→ Goal: Only the number is wanted: count the lines in the data with "title" in them.

[Rows from a dataset]
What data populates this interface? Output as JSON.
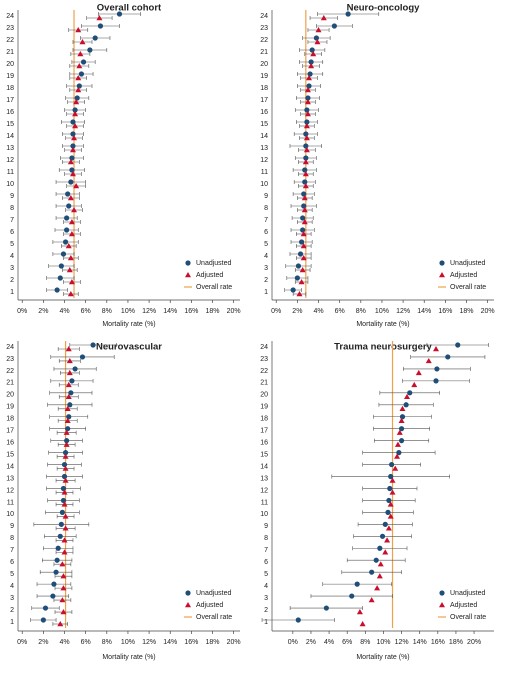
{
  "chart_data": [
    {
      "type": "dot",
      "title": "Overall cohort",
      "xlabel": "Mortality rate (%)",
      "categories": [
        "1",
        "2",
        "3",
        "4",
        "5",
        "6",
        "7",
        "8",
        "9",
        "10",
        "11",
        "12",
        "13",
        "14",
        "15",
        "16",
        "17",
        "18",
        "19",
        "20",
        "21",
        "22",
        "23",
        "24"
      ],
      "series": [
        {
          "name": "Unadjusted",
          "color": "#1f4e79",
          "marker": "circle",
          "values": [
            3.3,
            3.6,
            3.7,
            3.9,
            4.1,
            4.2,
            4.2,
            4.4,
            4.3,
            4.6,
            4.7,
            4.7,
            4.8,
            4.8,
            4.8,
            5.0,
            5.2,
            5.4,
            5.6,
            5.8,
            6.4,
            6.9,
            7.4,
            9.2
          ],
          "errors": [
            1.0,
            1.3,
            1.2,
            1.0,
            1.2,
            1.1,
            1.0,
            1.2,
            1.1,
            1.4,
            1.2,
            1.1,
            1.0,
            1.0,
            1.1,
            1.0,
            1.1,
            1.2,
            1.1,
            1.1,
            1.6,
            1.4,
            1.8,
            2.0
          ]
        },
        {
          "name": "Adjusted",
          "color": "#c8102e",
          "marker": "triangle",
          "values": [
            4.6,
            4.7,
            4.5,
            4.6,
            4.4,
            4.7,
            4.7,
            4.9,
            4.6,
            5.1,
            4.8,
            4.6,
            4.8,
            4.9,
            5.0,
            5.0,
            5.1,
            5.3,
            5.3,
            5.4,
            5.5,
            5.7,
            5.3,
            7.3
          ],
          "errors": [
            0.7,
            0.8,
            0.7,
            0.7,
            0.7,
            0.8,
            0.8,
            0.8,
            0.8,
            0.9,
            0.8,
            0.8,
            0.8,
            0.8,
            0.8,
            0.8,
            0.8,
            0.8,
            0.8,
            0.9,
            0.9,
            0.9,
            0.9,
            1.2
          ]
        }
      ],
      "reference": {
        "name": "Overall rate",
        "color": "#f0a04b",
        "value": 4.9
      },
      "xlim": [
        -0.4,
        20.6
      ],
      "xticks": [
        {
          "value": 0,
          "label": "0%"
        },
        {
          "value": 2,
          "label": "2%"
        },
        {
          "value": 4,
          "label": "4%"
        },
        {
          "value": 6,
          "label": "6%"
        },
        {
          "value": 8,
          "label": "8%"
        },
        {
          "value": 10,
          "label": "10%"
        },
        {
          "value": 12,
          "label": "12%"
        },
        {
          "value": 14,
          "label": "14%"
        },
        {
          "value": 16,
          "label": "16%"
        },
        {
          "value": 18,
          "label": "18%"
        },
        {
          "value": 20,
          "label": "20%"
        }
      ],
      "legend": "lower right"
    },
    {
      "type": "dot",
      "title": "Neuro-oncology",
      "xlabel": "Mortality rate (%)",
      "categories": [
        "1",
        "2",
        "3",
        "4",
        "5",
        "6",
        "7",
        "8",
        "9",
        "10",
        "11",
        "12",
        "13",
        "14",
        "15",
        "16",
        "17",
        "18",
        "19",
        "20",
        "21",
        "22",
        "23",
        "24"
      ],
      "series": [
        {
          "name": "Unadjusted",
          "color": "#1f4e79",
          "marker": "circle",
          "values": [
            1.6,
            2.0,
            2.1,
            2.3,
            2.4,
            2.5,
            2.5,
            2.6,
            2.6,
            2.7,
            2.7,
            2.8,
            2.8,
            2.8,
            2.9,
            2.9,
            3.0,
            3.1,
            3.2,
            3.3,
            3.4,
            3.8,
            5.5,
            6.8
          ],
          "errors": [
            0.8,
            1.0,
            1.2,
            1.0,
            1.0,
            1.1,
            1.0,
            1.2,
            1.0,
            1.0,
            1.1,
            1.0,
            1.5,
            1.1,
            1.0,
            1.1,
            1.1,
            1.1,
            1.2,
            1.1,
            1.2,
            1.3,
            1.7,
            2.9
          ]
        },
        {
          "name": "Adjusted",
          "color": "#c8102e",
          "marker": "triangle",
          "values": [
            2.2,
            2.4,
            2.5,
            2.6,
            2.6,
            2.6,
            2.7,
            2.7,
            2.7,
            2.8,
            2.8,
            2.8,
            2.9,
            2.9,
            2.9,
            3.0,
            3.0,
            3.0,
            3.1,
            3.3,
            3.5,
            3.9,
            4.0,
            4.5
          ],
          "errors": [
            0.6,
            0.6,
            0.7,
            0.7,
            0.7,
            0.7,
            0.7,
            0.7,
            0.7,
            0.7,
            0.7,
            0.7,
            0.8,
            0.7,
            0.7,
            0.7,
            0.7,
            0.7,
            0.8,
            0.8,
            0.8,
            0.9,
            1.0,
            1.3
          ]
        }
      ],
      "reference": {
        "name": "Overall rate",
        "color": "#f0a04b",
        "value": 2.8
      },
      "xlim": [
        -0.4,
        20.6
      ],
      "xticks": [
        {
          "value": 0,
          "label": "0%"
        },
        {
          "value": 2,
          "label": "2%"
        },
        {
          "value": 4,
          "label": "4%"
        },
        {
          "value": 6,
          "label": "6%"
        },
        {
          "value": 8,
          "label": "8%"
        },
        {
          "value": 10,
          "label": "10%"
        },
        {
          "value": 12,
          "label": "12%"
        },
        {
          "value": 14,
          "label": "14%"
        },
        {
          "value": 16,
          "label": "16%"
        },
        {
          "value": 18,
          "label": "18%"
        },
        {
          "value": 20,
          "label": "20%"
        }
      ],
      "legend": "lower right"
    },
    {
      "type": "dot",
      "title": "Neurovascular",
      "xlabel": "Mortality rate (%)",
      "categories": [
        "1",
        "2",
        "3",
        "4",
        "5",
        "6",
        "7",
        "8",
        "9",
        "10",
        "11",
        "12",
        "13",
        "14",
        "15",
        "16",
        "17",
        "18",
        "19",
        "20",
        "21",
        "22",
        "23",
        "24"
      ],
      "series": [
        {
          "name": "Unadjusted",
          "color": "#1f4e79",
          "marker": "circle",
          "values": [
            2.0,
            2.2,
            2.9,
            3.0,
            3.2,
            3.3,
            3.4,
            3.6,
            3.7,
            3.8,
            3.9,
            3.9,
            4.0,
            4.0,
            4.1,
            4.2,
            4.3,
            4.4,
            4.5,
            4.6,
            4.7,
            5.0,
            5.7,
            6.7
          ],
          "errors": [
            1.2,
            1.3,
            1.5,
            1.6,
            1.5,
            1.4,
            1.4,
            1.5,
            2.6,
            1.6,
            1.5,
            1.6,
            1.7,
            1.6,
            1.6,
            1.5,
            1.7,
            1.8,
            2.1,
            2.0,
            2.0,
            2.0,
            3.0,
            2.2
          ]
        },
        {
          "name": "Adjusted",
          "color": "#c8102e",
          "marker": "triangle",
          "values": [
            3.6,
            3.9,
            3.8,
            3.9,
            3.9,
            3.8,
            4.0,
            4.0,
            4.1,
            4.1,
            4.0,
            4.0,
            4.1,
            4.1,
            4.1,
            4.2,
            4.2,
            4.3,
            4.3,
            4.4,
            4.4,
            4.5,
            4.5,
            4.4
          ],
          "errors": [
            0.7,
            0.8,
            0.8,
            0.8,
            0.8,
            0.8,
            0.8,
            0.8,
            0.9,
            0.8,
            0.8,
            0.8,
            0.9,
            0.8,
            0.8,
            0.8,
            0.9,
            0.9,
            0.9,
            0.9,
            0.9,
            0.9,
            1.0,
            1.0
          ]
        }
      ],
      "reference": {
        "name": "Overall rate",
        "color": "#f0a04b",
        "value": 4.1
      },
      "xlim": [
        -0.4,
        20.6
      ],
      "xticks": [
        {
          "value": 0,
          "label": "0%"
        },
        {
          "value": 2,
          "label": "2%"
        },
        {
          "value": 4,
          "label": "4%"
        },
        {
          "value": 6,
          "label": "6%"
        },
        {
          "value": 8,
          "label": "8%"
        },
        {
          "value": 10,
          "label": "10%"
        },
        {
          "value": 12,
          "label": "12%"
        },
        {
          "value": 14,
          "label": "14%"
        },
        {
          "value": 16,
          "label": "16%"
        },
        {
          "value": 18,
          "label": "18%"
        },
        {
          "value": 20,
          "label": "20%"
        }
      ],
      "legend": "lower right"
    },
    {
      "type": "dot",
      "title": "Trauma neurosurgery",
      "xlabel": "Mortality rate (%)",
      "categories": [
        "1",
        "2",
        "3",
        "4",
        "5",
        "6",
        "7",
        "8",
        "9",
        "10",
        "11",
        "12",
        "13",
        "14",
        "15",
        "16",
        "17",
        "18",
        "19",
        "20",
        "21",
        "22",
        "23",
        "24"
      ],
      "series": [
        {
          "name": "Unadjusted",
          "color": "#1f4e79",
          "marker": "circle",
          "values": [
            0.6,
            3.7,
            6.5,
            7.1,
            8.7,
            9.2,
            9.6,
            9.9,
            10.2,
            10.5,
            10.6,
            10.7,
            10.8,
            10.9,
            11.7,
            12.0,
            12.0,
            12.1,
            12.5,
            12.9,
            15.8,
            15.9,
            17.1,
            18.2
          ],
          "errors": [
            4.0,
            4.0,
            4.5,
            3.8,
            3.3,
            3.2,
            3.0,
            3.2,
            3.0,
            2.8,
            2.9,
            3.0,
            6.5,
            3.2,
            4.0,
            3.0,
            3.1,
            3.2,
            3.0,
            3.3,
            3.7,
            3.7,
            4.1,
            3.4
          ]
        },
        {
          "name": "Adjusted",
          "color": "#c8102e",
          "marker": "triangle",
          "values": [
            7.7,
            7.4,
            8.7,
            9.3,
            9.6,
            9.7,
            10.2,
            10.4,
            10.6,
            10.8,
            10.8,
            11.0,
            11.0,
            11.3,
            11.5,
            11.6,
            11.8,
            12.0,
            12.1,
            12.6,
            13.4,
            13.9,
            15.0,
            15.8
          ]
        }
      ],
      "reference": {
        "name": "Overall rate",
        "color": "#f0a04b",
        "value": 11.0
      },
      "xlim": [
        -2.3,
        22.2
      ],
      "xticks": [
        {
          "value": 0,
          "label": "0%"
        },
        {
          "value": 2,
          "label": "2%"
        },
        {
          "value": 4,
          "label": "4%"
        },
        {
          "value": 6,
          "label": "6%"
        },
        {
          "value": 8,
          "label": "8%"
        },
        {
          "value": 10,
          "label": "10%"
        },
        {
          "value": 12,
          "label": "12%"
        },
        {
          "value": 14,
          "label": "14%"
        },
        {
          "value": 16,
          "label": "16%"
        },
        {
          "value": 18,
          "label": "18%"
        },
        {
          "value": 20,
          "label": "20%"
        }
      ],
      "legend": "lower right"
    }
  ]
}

---

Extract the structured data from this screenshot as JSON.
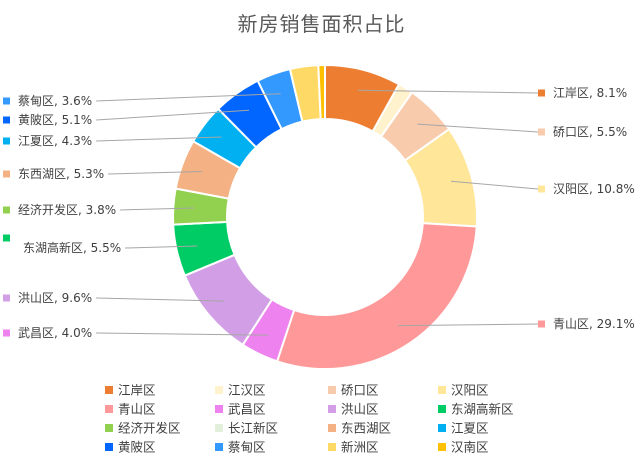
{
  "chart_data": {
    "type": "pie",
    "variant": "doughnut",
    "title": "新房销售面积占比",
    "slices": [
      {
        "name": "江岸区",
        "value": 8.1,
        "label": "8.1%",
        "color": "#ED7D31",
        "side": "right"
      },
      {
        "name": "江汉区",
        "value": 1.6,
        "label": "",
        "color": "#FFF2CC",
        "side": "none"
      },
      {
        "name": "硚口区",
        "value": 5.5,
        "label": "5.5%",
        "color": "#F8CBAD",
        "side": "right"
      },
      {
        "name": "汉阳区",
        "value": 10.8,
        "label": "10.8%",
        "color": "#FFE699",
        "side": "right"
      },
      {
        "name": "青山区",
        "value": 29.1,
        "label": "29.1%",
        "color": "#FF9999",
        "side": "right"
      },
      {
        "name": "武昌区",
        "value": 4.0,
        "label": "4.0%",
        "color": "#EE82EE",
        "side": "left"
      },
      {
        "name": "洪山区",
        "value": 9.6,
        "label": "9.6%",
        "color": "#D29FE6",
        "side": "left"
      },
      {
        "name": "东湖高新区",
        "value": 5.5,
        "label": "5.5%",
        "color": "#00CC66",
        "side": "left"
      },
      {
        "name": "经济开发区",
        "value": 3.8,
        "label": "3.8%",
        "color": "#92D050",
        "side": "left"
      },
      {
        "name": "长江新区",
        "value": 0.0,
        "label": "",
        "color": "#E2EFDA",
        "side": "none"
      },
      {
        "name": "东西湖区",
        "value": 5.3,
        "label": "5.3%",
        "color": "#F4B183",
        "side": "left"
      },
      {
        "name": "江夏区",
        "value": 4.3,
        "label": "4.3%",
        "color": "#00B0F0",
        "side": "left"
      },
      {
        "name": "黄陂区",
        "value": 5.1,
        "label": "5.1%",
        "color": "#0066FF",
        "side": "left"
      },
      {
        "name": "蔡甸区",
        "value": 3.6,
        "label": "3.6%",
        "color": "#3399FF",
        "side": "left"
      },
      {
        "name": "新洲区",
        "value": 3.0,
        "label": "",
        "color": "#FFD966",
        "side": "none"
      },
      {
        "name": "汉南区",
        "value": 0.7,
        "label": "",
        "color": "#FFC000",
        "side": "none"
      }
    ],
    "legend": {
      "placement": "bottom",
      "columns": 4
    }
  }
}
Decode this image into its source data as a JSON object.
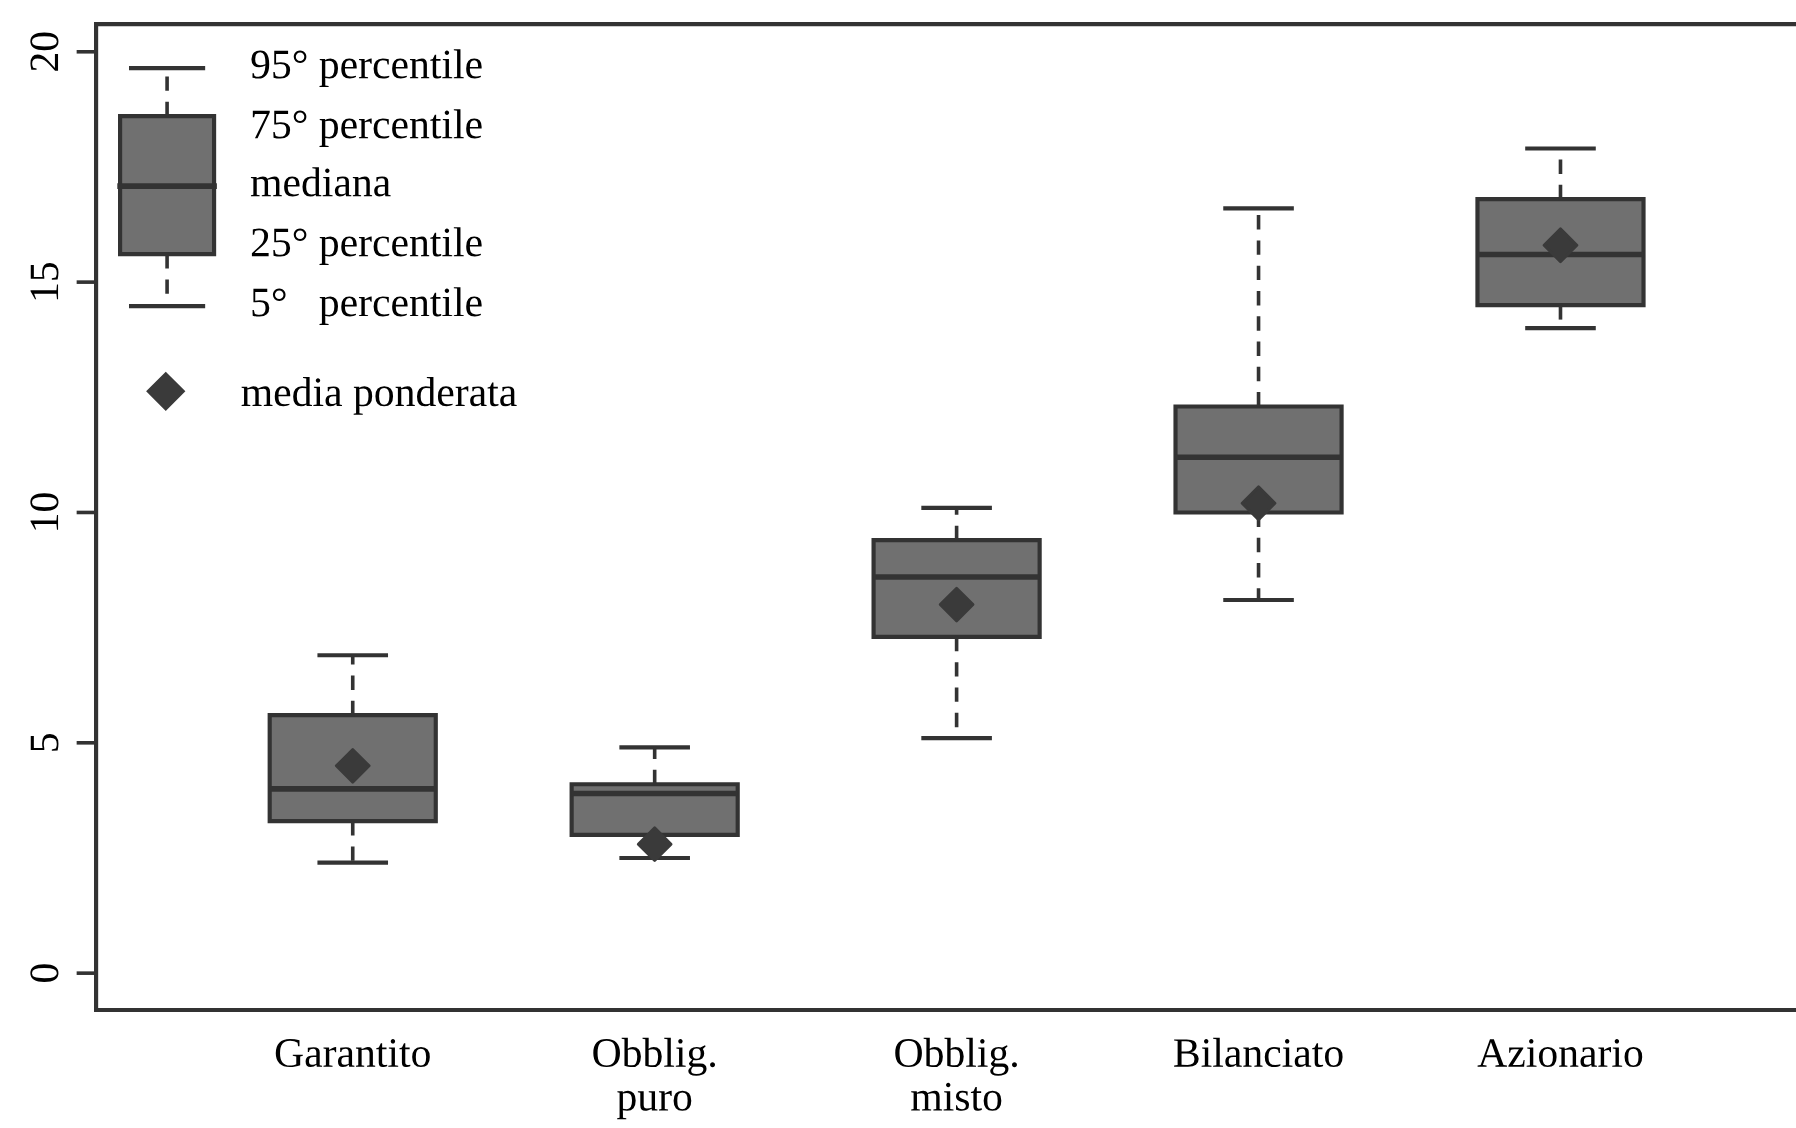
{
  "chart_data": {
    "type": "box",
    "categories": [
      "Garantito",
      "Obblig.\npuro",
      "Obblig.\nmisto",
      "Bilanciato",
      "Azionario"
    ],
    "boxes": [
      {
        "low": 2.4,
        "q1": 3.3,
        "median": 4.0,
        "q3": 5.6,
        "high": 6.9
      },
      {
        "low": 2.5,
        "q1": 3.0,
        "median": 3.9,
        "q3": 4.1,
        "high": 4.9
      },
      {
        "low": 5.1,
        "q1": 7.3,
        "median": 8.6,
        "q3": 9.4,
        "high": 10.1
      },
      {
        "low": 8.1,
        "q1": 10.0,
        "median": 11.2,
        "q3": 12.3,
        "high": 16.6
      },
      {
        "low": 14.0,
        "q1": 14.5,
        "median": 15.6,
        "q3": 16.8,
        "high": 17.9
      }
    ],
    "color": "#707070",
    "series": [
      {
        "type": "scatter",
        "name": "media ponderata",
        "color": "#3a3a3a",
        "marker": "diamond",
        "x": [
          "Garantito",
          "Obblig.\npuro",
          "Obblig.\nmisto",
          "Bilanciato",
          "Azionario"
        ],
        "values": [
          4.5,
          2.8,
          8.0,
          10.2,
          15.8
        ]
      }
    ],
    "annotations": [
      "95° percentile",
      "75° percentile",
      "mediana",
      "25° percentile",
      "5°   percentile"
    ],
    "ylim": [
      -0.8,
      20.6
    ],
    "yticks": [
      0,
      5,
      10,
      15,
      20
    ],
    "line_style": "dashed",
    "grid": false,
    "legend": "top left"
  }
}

...

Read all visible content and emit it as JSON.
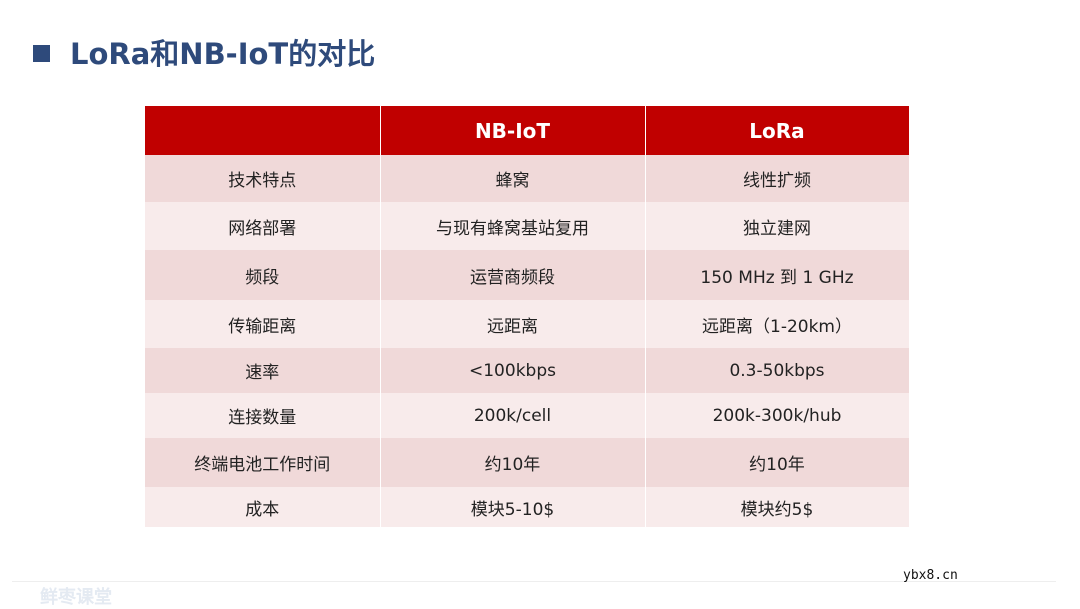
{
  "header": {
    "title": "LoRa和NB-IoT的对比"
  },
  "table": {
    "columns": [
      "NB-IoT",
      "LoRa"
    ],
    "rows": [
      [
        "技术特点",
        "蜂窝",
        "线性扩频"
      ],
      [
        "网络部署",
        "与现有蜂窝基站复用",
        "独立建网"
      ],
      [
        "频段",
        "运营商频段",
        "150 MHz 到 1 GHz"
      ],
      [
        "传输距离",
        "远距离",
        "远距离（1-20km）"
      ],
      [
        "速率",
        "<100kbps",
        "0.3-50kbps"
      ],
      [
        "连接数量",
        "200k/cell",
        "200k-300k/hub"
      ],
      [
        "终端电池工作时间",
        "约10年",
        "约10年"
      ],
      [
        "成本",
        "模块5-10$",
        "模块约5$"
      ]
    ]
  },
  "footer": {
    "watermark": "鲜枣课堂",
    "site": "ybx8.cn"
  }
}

→ Right answer: 6